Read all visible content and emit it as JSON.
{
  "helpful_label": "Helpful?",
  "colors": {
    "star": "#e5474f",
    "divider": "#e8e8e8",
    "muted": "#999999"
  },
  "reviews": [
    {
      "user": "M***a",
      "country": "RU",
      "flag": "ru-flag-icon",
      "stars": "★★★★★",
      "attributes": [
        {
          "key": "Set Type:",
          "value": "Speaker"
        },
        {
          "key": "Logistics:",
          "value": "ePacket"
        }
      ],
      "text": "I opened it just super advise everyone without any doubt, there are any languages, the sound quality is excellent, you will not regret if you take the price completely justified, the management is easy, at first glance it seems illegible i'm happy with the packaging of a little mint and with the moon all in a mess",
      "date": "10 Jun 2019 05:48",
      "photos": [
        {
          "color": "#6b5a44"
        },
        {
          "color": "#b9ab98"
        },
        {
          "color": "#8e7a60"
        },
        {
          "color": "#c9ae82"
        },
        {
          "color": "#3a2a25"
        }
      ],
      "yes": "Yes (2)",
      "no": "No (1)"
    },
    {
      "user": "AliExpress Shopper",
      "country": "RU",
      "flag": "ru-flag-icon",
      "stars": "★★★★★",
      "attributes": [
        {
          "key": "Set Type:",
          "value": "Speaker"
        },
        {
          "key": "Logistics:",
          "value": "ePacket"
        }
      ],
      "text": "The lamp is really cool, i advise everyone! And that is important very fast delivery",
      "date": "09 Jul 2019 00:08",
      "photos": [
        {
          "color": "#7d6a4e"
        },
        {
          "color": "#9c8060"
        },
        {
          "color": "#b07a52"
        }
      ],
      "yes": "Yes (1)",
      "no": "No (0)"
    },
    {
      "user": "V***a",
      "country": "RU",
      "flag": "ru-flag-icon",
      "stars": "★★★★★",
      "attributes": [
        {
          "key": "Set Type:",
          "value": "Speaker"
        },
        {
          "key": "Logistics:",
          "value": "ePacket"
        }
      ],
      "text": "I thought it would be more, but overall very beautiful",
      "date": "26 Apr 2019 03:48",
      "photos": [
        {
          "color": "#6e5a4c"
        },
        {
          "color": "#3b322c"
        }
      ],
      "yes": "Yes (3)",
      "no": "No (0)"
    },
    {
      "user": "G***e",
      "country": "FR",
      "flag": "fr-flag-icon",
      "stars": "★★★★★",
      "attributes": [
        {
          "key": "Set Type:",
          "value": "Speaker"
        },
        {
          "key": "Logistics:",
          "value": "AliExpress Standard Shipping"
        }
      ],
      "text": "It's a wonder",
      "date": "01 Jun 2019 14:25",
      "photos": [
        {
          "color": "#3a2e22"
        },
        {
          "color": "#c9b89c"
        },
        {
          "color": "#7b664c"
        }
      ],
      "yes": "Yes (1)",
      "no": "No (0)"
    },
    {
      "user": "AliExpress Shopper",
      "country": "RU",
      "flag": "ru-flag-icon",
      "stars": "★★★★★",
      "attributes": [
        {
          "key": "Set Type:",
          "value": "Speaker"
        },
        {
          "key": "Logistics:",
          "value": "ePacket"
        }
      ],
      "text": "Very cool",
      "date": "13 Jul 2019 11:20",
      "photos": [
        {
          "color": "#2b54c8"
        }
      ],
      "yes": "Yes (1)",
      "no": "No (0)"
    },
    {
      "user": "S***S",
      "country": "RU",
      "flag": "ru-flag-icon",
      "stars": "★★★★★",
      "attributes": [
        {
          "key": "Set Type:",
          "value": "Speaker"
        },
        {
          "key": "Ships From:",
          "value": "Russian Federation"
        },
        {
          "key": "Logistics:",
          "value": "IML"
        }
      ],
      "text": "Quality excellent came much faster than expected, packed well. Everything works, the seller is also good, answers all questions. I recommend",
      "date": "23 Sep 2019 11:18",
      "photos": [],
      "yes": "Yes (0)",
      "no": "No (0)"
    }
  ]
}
- - -
PROMPT -> Every line of the listing that holds "excellent" should be found and copied.

OUTPUT ->
      "text": "I opened it just super advise everyone without any doubt, there are any languages, the sound quality is excellent, you will not regret if you take the price completely justified, the management is easy, at first glance it seems illegible i'm happy with the packaging of a little mint and with the moon all in a mess",
      "text": "Quality excellent came much faster than expected, packed well. Everything works, the seller is also good, answers all questions. I recommend",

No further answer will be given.